• [What this task involves]: Determine the count of lines holding the string "screenshot". Return only the number.

________________________

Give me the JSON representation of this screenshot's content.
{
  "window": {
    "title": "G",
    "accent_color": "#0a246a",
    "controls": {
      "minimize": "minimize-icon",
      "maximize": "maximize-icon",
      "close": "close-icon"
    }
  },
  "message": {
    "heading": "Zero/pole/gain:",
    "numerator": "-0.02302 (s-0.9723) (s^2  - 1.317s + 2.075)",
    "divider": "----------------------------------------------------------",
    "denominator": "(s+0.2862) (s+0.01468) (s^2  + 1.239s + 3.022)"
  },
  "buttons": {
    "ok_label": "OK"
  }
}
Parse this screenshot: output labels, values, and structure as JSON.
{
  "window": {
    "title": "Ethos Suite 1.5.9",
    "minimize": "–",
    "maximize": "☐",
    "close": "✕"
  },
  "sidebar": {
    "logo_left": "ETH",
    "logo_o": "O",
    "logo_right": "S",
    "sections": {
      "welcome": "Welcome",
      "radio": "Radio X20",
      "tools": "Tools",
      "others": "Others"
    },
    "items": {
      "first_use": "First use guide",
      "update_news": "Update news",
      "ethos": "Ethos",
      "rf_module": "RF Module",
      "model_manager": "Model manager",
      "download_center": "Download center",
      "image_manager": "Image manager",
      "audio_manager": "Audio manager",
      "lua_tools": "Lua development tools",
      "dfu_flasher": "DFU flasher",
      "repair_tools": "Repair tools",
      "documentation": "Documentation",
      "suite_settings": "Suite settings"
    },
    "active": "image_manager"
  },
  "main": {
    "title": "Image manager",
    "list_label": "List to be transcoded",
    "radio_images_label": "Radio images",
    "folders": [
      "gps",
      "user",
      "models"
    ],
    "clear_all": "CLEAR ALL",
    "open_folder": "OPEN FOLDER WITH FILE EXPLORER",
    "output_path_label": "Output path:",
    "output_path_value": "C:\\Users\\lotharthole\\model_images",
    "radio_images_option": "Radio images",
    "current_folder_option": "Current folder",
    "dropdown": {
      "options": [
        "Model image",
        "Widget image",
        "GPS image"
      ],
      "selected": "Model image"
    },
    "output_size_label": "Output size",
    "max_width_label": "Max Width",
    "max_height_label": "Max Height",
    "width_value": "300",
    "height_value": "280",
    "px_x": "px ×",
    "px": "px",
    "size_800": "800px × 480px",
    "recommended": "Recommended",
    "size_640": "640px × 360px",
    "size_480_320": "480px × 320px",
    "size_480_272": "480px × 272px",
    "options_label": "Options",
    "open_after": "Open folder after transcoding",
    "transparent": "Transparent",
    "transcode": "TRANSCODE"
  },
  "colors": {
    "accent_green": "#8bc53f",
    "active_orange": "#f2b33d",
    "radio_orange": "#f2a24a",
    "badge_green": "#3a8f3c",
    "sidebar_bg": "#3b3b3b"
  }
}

________________________

• [Written answer]: 2